**WORK TO DO**
Copy every line that contains the string "subtitle" from the entries below.

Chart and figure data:
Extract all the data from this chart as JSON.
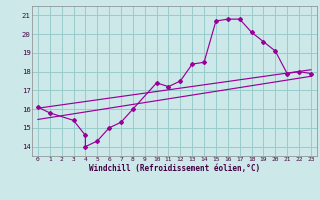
{
  "line1_x": [
    0,
    1,
    3,
    4,
    4,
    5,
    6,
    7,
    8,
    10,
    11,
    12,
    13,
    14,
    15,
    16,
    17,
    18,
    19,
    20,
    21,
    22,
    23
  ],
  "line1_y": [
    16.1,
    15.8,
    15.4,
    14.6,
    14.0,
    14.3,
    15.0,
    15.3,
    16.0,
    17.4,
    17.2,
    17.5,
    18.4,
    18.5,
    20.7,
    20.8,
    20.8,
    20.1,
    19.6,
    19.1,
    17.9,
    18.0,
    17.9
  ],
  "line2_x": [
    0,
    23
  ],
  "line2_y": [
    15.45,
    17.75
  ],
  "line3_x": [
    0,
    23
  ],
  "line3_y": [
    16.05,
    18.1
  ],
  "line_color": "#990099",
  "bg_color": "#cce8e8",
  "grid_color": "#99cccc",
  "xlim": [
    -0.5,
    23.5
  ],
  "ylim": [
    13.5,
    21.5
  ],
  "yticks": [
    14,
    15,
    16,
    17,
    18,
    19,
    20,
    21
  ],
  "xticks": [
    0,
    1,
    2,
    3,
    4,
    5,
    6,
    7,
    8,
    9,
    10,
    11,
    12,
    13,
    14,
    15,
    16,
    17,
    18,
    19,
    20,
    21,
    22,
    23
  ],
  "xlabel": "Windchill (Refroidissement éolien,°C)"
}
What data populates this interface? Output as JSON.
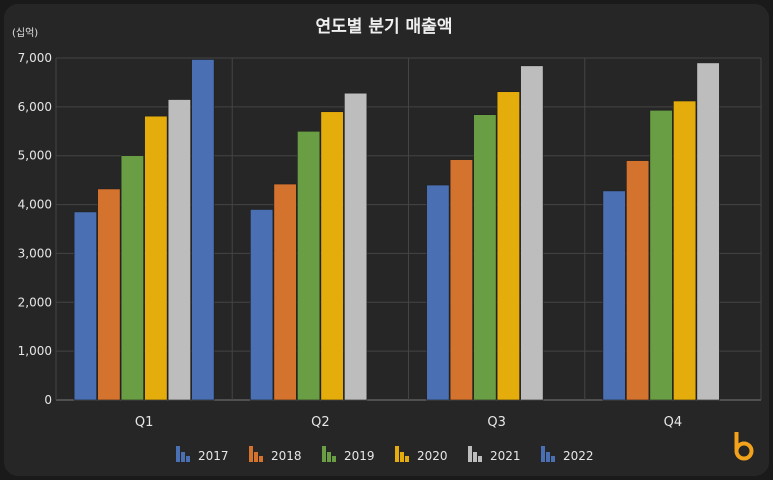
{
  "chart_data": {
    "type": "bar",
    "title": "연도별 분기 매출액",
    "unit_label": "(십억)",
    "categories": [
      "Q1",
      "Q2",
      "Q3",
      "Q4"
    ],
    "ylim": [
      0,
      7000
    ],
    "yticks": [
      0,
      1000,
      2000,
      3000,
      4000,
      5000,
      6000,
      7000
    ],
    "ytick_labels": [
      "0",
      "1,000",
      "2,000",
      "3,000",
      "4,000",
      "5,000",
      "6,000",
      "7,000"
    ],
    "grid": true,
    "legend_position": "bottom",
    "series": [
      {
        "name": "2017",
        "color": "#4a6fb3",
        "values": [
          3850,
          3900,
          4400,
          4280
        ]
      },
      {
        "name": "2018",
        "color": "#d4732e",
        "values": [
          4320,
          4420,
          4920,
          4900
        ]
      },
      {
        "name": "2019",
        "color": "#6a9e45",
        "values": [
          5000,
          5500,
          5840,
          5930
        ]
      },
      {
        "name": "2020",
        "color": "#e5ad0b",
        "values": [
          5810,
          5900,
          6310,
          6120
        ]
      },
      {
        "name": "2021",
        "color": "#bdbdbd",
        "values": [
          6150,
          6280,
          6840,
          6900
        ]
      },
      {
        "name": "2022",
        "color": "#4a6fb3",
        "values": [
          6970,
          null,
          null,
          null
        ]
      }
    ]
  },
  "logo": {
    "name": "b-logo",
    "color": "#f2a21b"
  }
}
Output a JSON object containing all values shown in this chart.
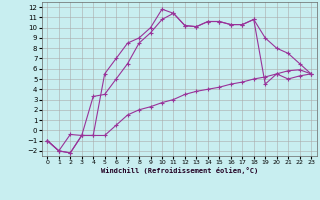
{
  "xlabel": "Windchill (Refroidissement éolien,°C)",
  "background_color": "#c8eef0",
  "grid_color": "#aaaaaa",
  "line_color": "#993399",
  "x_ticks": [
    0,
    1,
    2,
    3,
    4,
    5,
    6,
    7,
    8,
    9,
    10,
    11,
    12,
    13,
    14,
    15,
    16,
    17,
    18,
    19,
    20,
    21,
    22,
    23
  ],
  "y_ticks": [
    -2,
    -1,
    0,
    1,
    2,
    3,
    4,
    5,
    6,
    7,
    8,
    9,
    10,
    11,
    12
  ],
  "ylim": [
    -2.5,
    12.5
  ],
  "xlim": [
    -0.5,
    23.5
  ],
  "series1_y": [
    -1.0,
    -2.0,
    -2.2,
    -0.5,
    -0.5,
    5.5,
    7.0,
    8.5,
    9.0,
    10.0,
    11.8,
    11.4,
    10.2,
    10.1,
    10.6,
    10.6,
    10.3,
    10.3,
    10.8,
    9.0,
    8.0,
    7.5,
    6.5,
    5.5
  ],
  "series2_y": [
    -1.0,
    -2.0,
    -0.4,
    -0.5,
    3.3,
    3.5,
    5.0,
    6.5,
    8.5,
    9.5,
    10.8,
    11.4,
    10.2,
    10.1,
    10.6,
    10.6,
    10.3,
    10.3,
    10.8,
    4.5,
    5.5,
    5.0,
    5.3,
    5.5
  ],
  "series3_y": [
    -1.0,
    -2.0,
    -2.2,
    -0.5,
    -0.5,
    -0.5,
    0.5,
    1.5,
    2.0,
    2.3,
    2.7,
    3.0,
    3.5,
    3.8,
    4.0,
    4.2,
    4.5,
    4.7,
    5.0,
    5.2,
    5.5,
    5.8,
    5.9,
    5.5
  ]
}
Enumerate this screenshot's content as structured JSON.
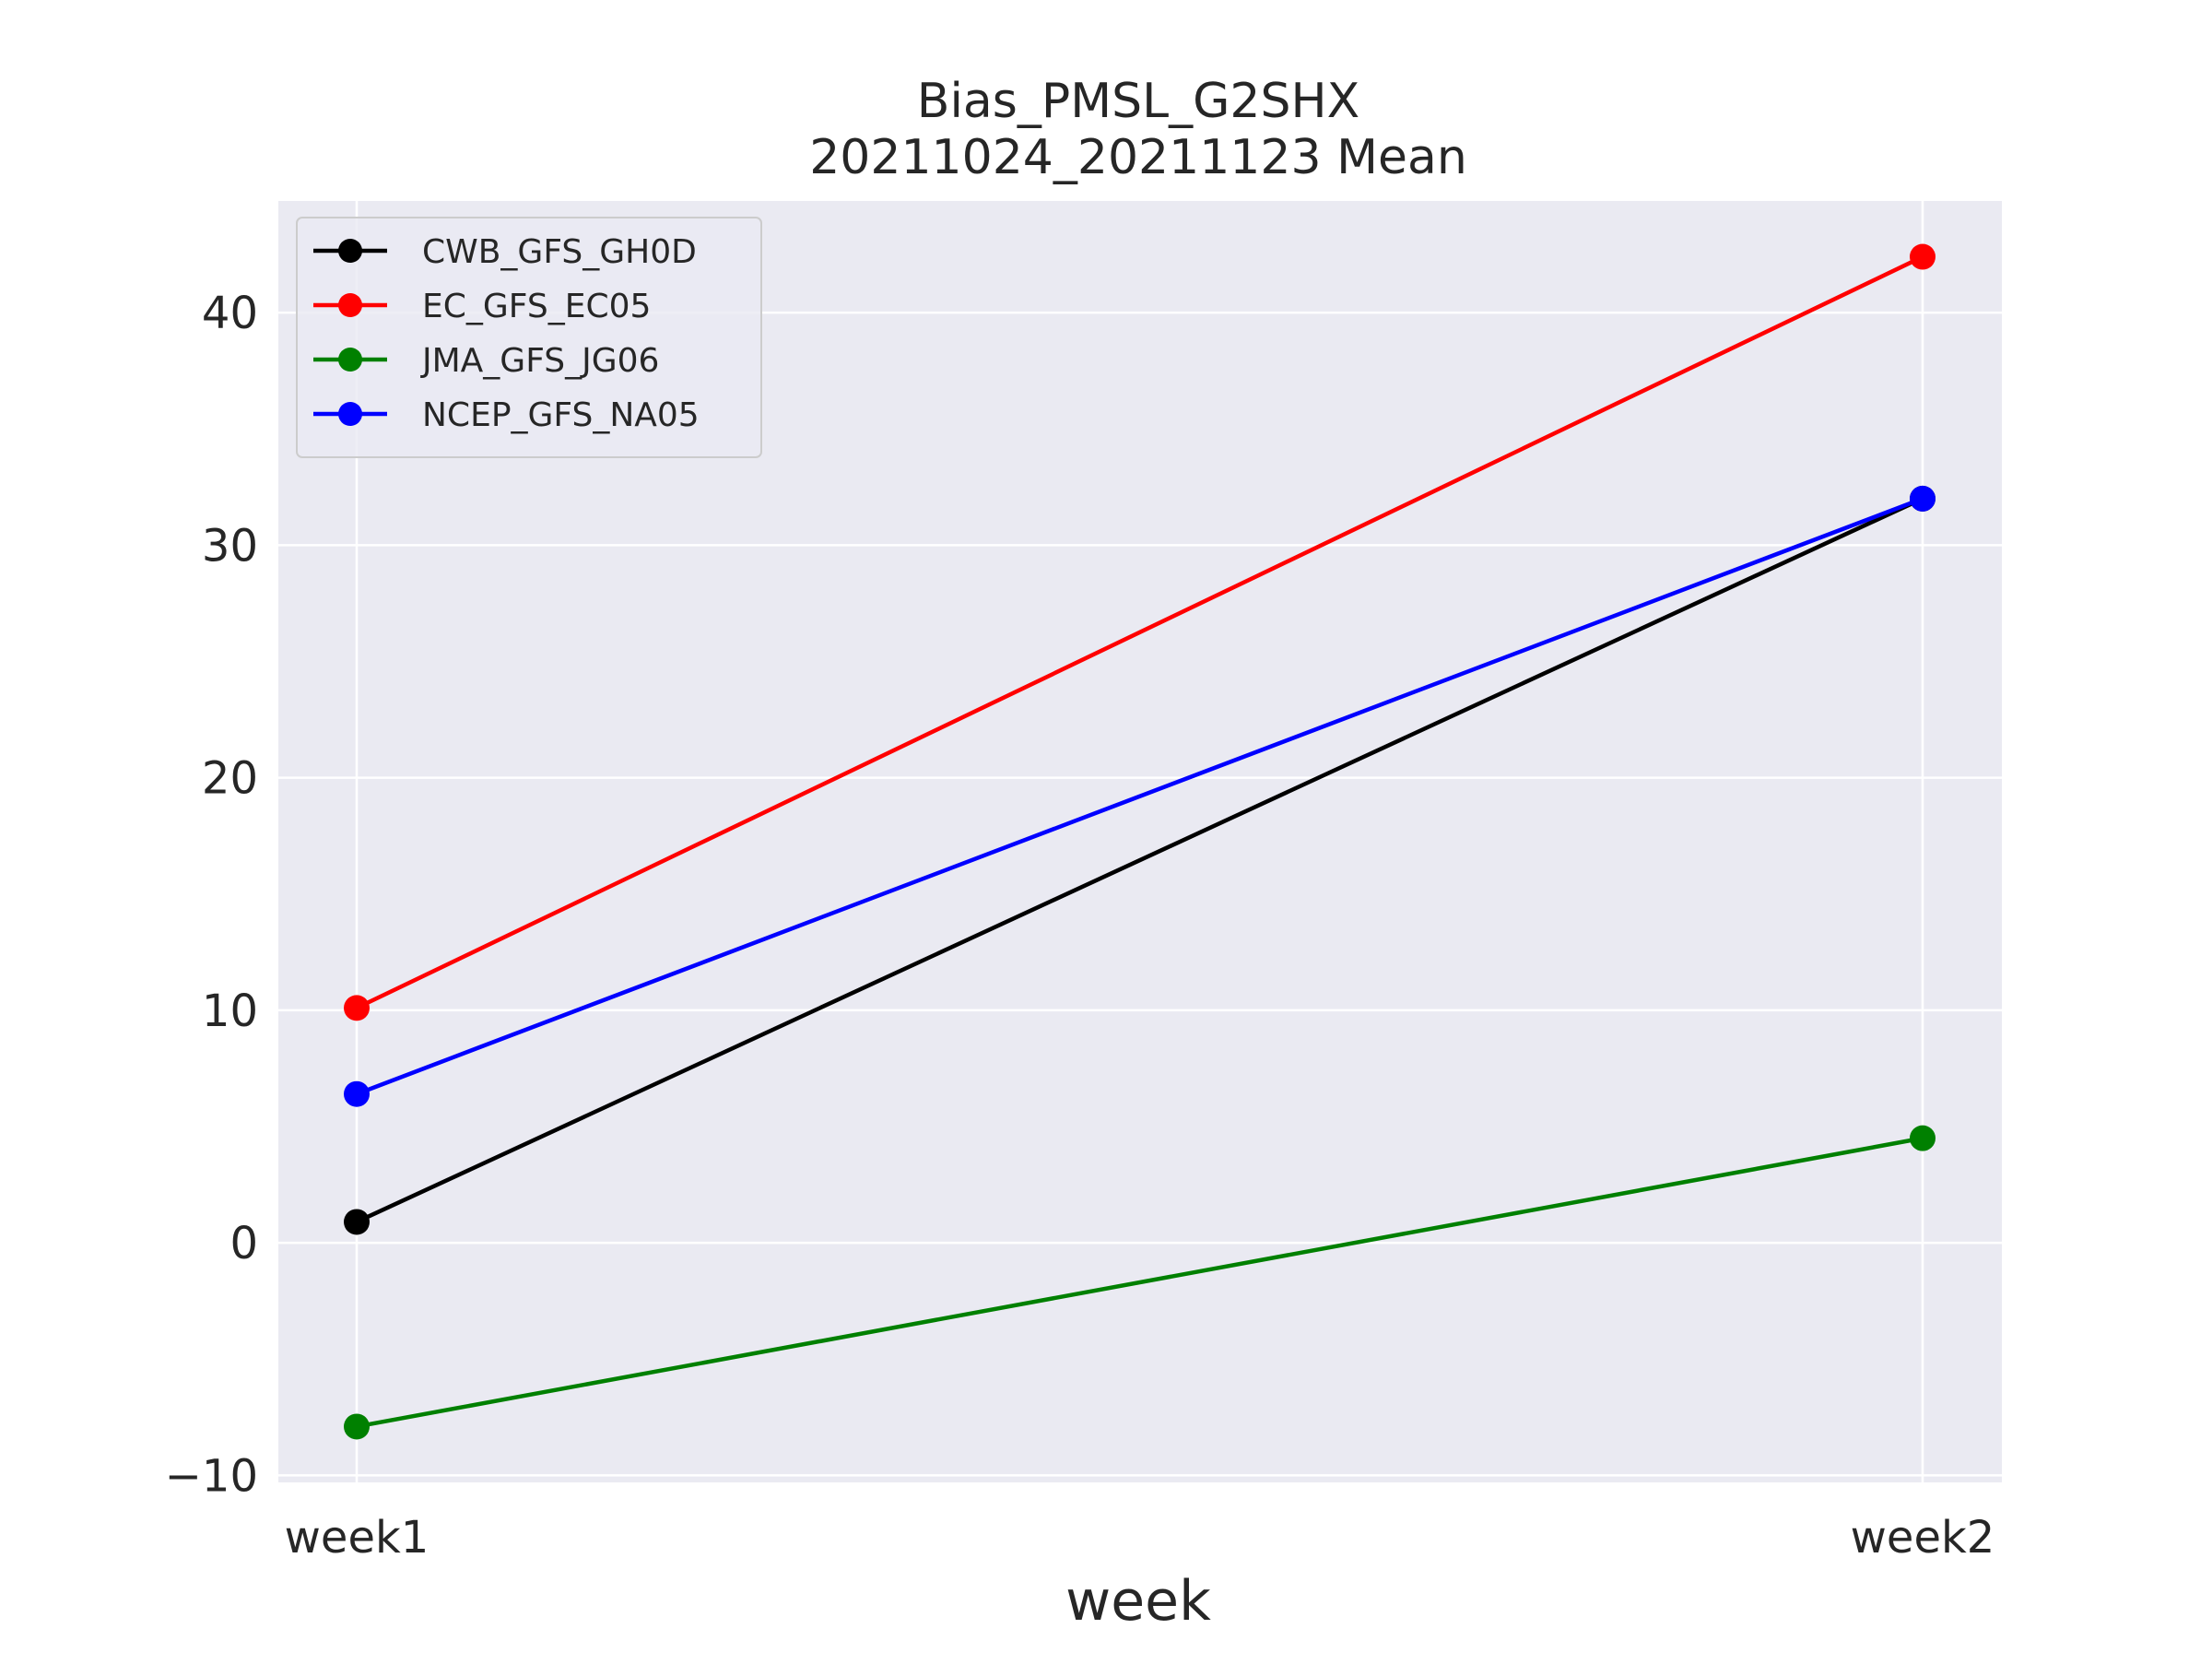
{
  "chart_data": {
    "type": "line",
    "title": "Bias_PMSL_G2SHX",
    "subtitle": "20211024_20211123 Mean",
    "xlabel": "week",
    "ylabel": "",
    "categories": [
      "week1",
      "week2"
    ],
    "ylim": [
      -10.3,
      44.8
    ],
    "yticks": [
      -10,
      0,
      10,
      20,
      30,
      40
    ],
    "ytick_labels": [
      "−10",
      "0",
      "10",
      "20",
      "30",
      "40"
    ],
    "grid": true,
    "legend_position": "upper-left",
    "series": [
      {
        "name": "CWB_GFS_GH0D",
        "color": "#000000",
        "values": [
          0.9,
          32.0
        ]
      },
      {
        "name": "EC_GFS_EC05",
        "color": "#ff0000",
        "values": [
          10.1,
          42.4
        ]
      },
      {
        "name": "JMA_GFS_JG06",
        "color": "#008000",
        "values": [
          -7.9,
          4.5
        ]
      },
      {
        "name": "NCEP_GFS_NA05",
        "color": "#0000ff",
        "values": [
          6.4,
          32.0
        ]
      }
    ]
  },
  "colors": {
    "plot_background": "#eaeaf2",
    "grid": "#ffffff",
    "legend_frame": "#cccccc"
  }
}
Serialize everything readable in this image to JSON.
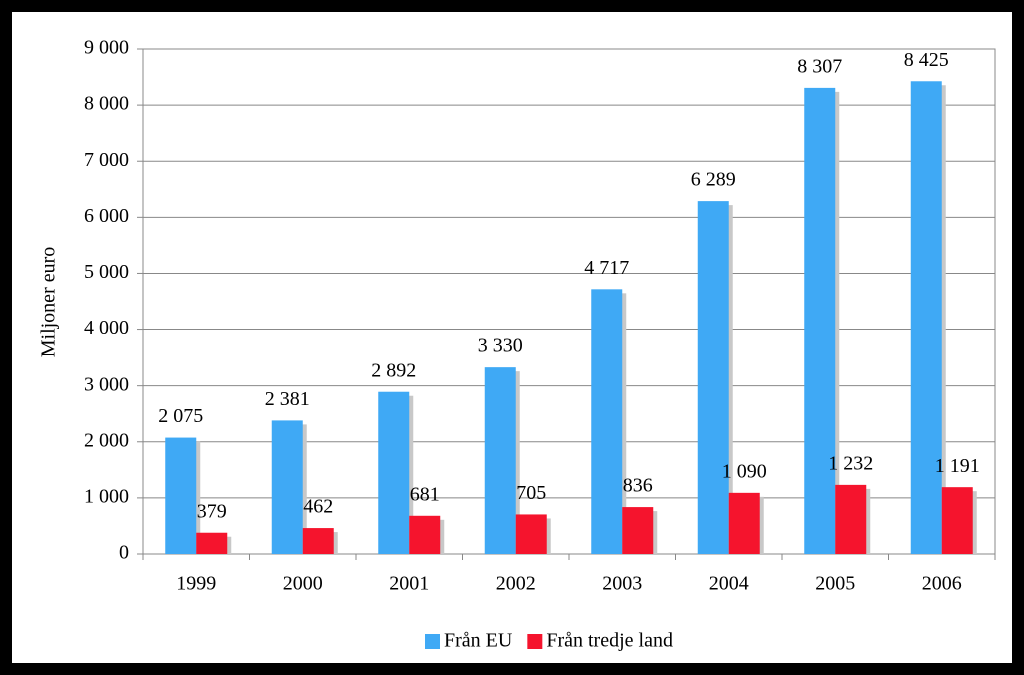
{
  "chart_data": {
    "type": "bar",
    "y_label": "Miljoner euro",
    "categories": [
      "1999",
      "2000",
      "2001",
      "2002",
      "2003",
      "2004",
      "2005",
      "2006"
    ],
    "series": [
      {
        "name": "Från EU",
        "color": "#3fa9f5",
        "values": [
          2075,
          2381,
          2892,
          3330,
          4717,
          6289,
          8307,
          8425
        ],
        "value_labels": [
          "2 075",
          "2 381",
          "2 892",
          "3 330",
          "4 717",
          "6 289",
          "8 307",
          "8 425"
        ]
      },
      {
        "name": "Från tredje land",
        "color": "#f5142d",
        "values": [
          379,
          462,
          681,
          705,
          836,
          1090,
          1232,
          1191
        ],
        "value_labels": [
          "379",
          "462",
          "681",
          "705",
          "836",
          "1 090",
          "1 232",
          "1 191"
        ]
      }
    ],
    "ylim": [
      0,
      9000
    ],
    "yticks": [
      0,
      {
        "value": 1000,
        "label": "1 000"
      },
      {
        "value": 2000,
        "label": "2 000"
      },
      {
        "value": 3000,
        "label": "3 000"
      },
      {
        "value": 4000,
        "label": "4 000"
      },
      {
        "value": 5000,
        "label": "5 000"
      },
      {
        "value": 6000,
        "label": "6 000"
      },
      {
        "value": 7000,
        "label": "7 000"
      },
      {
        "value": 8000,
        "label": "8 000"
      },
      {
        "value": 9000,
        "label": "9 000"
      }
    ],
    "grid": true,
    "legend": "bottom"
  }
}
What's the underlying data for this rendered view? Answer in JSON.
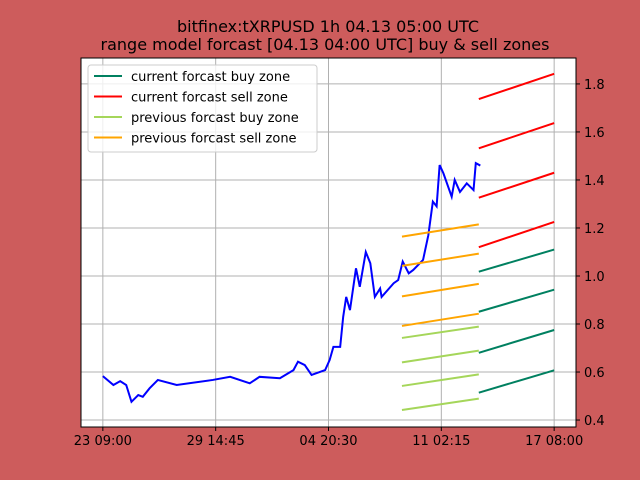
{
  "chart_data": {
    "type": "line",
    "title": "bitfinex:tXRPUSD 1h 04.13 05:00 UTC",
    "subtitle": "range model forcast [04.13 04:00 UTC] buy & sell zones",
    "xlabel": "",
    "ylabel": "",
    "x_unit": "hours since 23 09:00",
    "xlim": [
      -29,
      628
    ],
    "ylim": [
      0.371,
      1.908
    ],
    "grid": true,
    "legend_position": "top-left",
    "x_ticks": [
      {
        "x": 0,
        "label": "23 09:00"
      },
      {
        "x": 149.75,
        "label": "29 14:45"
      },
      {
        "x": 299.5,
        "label": "04 20:30"
      },
      {
        "x": 449.25,
        "label": "11 02:15"
      },
      {
        "x": 599,
        "label": "17 08:00"
      }
    ],
    "y_ticks": [
      {
        "y": 0.4,
        "label": "0.4"
      },
      {
        "y": 0.6,
        "label": "0.6"
      },
      {
        "y": 0.8,
        "label": "0.8"
      },
      {
        "y": 1.0,
        "label": "1.0"
      },
      {
        "y": 1.2,
        "label": "1.2"
      },
      {
        "y": 1.4,
        "label": "1.4"
      },
      {
        "y": 1.6,
        "label": "1.6"
      },
      {
        "y": 1.8,
        "label": "1.8"
      }
    ],
    "price": {
      "name": "price",
      "color": "#0000ff",
      "x": [
        0,
        14,
        23,
        31,
        38,
        47,
        53,
        62,
        73,
        98,
        146,
        169,
        195,
        208,
        235,
        253,
        259,
        268,
        277,
        295,
        301,
        306,
        315,
        319,
        323,
        328,
        336,
        341,
        349,
        355,
        361,
        368,
        370,
        386,
        392,
        398,
        406,
        412,
        425,
        432,
        438,
        443,
        447,
        452,
        463,
        467,
        474,
        483,
        492,
        495,
        501
      ],
      "y": [
        0.583,
        0.546,
        0.562,
        0.546,
        0.476,
        0.504,
        0.497,
        0.532,
        0.567,
        0.546,
        0.567,
        0.58,
        0.553,
        0.58,
        0.574,
        0.608,
        0.643,
        0.629,
        0.588,
        0.608,
        0.65,
        0.705,
        0.705,
        0.83,
        0.913,
        0.858,
        1.032,
        0.955,
        1.1,
        1.053,
        0.913,
        0.948,
        0.913,
        0.97,
        0.983,
        1.06,
        1.011,
        1.025,
        1.067,
        1.17,
        1.31,
        1.29,
        1.462,
        1.428,
        1.33,
        1.4,
        1.35,
        1.386,
        1.358,
        1.47,
        1.46
      ]
    },
    "series": [
      {
        "name": "current forcast buy zone",
        "color": "#008060",
        "x": [
          499,
          599
        ],
        "segments": [
          [
            1.018,
            1.11
          ],
          [
            0.851,
            0.943
          ],
          [
            0.68,
            0.775
          ],
          [
            0.514,
            0.607
          ]
        ]
      },
      {
        "name": "current forcast sell zone",
        "color": "#ff0000",
        "x": [
          499,
          599
        ],
        "segments": [
          [
            1.737,
            1.842
          ],
          [
            1.532,
            1.637
          ],
          [
            1.326,
            1.43
          ],
          [
            1.12,
            1.225
          ]
        ]
      },
      {
        "name": "previous forcast buy zone",
        "color": "#a5d65a",
        "x": [
          397,
          499
        ],
        "segments": [
          [
            0.742,
            0.789
          ],
          [
            0.64,
            0.689
          ],
          [
            0.542,
            0.59
          ],
          [
            0.442,
            0.489
          ]
        ]
      },
      {
        "name": "previous forcast sell zone",
        "color": "#ffa500",
        "x": [
          397,
          499
        ],
        "segments": [
          [
            1.164,
            1.215
          ],
          [
            1.042,
            1.093
          ],
          [
            0.915,
            0.967
          ],
          [
            0.792,
            0.843
          ]
        ]
      }
    ]
  }
}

**SOLVED PROBLEM**
    "subtitle": "20211024_20211123 Mean",
    "subtitle": "range model forcast [04.13 04:00 UTC] buy & sell zones",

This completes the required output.